## PROBLEM DETAILS
Reproduce the records below exactly, leaving out any pictures.

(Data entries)
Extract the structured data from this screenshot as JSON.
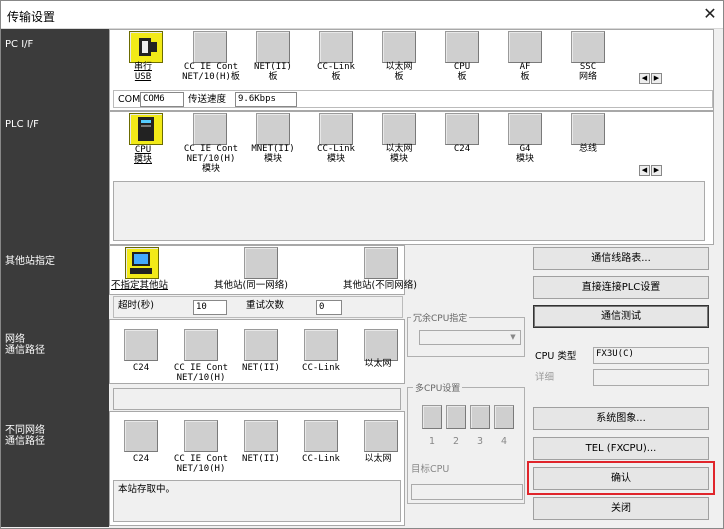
{
  "window": {
    "title": "传输设置",
    "close_glyph": "✕"
  },
  "sidebar": {
    "pc_if": "PC I/F",
    "plc_if": "PLC I/F",
    "other_station": "其他站指定",
    "network_route": "网络\n通信路径",
    "diff_network_route": "不同网络\n通信路径"
  },
  "pc_if": {
    "items": [
      {
        "label": "串行\nUSB"
      },
      {
        "label": "CC IE Cont\nNET/10(H)板"
      },
      {
        "label": "NET(II)\n板"
      },
      {
        "label": "CC-Link\n板"
      },
      {
        "label": "以太网\n板"
      },
      {
        "label": "CPU\n板"
      },
      {
        "label": "AF\n板"
      },
      {
        "label": "SSC\n网络"
      }
    ],
    "com_label": "COM",
    "com_value": "COM6",
    "speed_label": "传送速度",
    "speed_value": "9.6Kbps"
  },
  "plc_if": {
    "items": [
      {
        "label": "CPU\n模块"
      },
      {
        "label": "CC IE Cont\nNET/10(H)\n模块"
      },
      {
        "label": "MNET(II)\n模块"
      },
      {
        "label": "CC-Link\n模块"
      },
      {
        "label": "以太网\n模块"
      },
      {
        "label": "C24"
      },
      {
        "label": "G4\n模块"
      },
      {
        "label": "总线"
      }
    ]
  },
  "other_station": {
    "items": [
      {
        "label": "不指定其他站"
      },
      {
        "label": "其他站(同一网络)"
      },
      {
        "label": "其他站(不同网络)"
      }
    ],
    "timeout_label": "超时(秒)",
    "timeout_value": "10",
    "retry_label": "重试次数",
    "retry_value": "0"
  },
  "network_route": {
    "items": [
      {
        "label": "C24"
      },
      {
        "label": "CC IE Cont\nNET/10(H)"
      },
      {
        "label": "NET(II)"
      },
      {
        "label": "CC-Link"
      },
      {
        "label": "以太网"
      }
    ]
  },
  "diff_network_route": {
    "items": [
      {
        "label": "C24"
      },
      {
        "label": "CC IE Cont\nNET/10(H)"
      },
      {
        "label": "NET(II)"
      },
      {
        "label": "CC-Link"
      },
      {
        "label": "以太网"
      }
    ],
    "status": "本站存取中。"
  },
  "redundant": {
    "label": "冗余CPU指定"
  },
  "multi_cpu": {
    "label": "多CPU设置",
    "nums": [
      "1",
      "2",
      "3",
      "4"
    ],
    "target_label": "目标CPU"
  },
  "right": {
    "route_list": "通信线路表...",
    "direct_plc": "直接连接PLC设置",
    "comm_test": "通信测试",
    "cpu_type_label": "CPU 类型",
    "cpu_type_value": "FX3U(C)",
    "detail_label": "详细",
    "system_image": "系统图象...",
    "tel": "TEL (FXCPU)...",
    "confirm": "确认",
    "close": "关闭"
  }
}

## WRITTEN RESPONSE
Extract the structured data from this screenshot as JSON.
{
  "window": {
    "title": "传输设置",
    "close_glyph": "✕"
  },
  "sidebar": {
    "pc_if": "PC I/F",
    "plc_if": "PLC I/F",
    "other_station": "其他站指定",
    "network_route": "网络\n通信路径",
    "diff_network_route": "不同网络\n通信路径"
  },
  "pc_if": {
    "items": [
      {
        "label": "串行\nUSB"
      },
      {
        "label": "CC IE Cont\nNET/10(H)板"
      },
      {
        "label": "NET(II)\n板"
      },
      {
        "label": "CC-Link\n板"
      },
      {
        "label": "以太网\n板"
      },
      {
        "label": "CPU\n板"
      },
      {
        "label": "AF\n板"
      },
      {
        "label": "SSC\n网络"
      }
    ],
    "com_label": "COM",
    "com_value": "COM6",
    "speed_label": "传送速度",
    "speed_value": "9.6Kbps"
  },
  "plc_if": {
    "items": [
      {
        "label": "CPU\n模块"
      },
      {
        "label": "CC IE Cont\nNET/10(H)\n模块"
      },
      {
        "label": "MNET(II)\n模块"
      },
      {
        "label": "CC-Link\n模块"
      },
      {
        "label": "以太网\n模块"
      },
      {
        "label": "C24"
      },
      {
        "label": "G4\n模块"
      },
      {
        "label": "总线"
      }
    ]
  },
  "other_station": {
    "items": [
      {
        "label": "不指定其他站"
      },
      {
        "label": "其他站(同一网络)"
      },
      {
        "label": "其他站(不同网络)"
      }
    ],
    "timeout_label": "超时(秒)",
    "timeout_value": "10",
    "retry_label": "重试次数",
    "retry_value": "0"
  },
  "network_route": {
    "items": [
      {
        "label": "C24"
      },
      {
        "label": "CC IE Cont\nNET/10(H)"
      },
      {
        "label": "NET(II)"
      },
      {
        "label": "CC-Link"
      },
      {
        "label": "以太网"
      }
    ]
  },
  "diff_network_route": {
    "items": [
      {
        "label": "C24"
      },
      {
        "label": "CC IE Cont\nNET/10(H)"
      },
      {
        "label": "NET(II)"
      },
      {
        "label": "CC-Link"
      },
      {
        "label": "以太网"
      }
    ],
    "status": "本站存取中。"
  },
  "redundant": {
    "label": "冗余CPU指定"
  },
  "multi_cpu": {
    "label": "多CPU设置",
    "nums": [
      "1",
      "2",
      "3",
      "4"
    ],
    "target_label": "目标CPU"
  },
  "right": {
    "route_list": "通信线路表...",
    "direct_plc": "直接连接PLC设置",
    "comm_test": "通信测试",
    "cpu_type_label": "CPU 类型",
    "cpu_type_value": "FX3U(C)",
    "detail_label": "详细",
    "system_image": "系统图象...",
    "tel": "TEL (FXCPU)...",
    "confirm": "确认",
    "close": "关闭"
  }
}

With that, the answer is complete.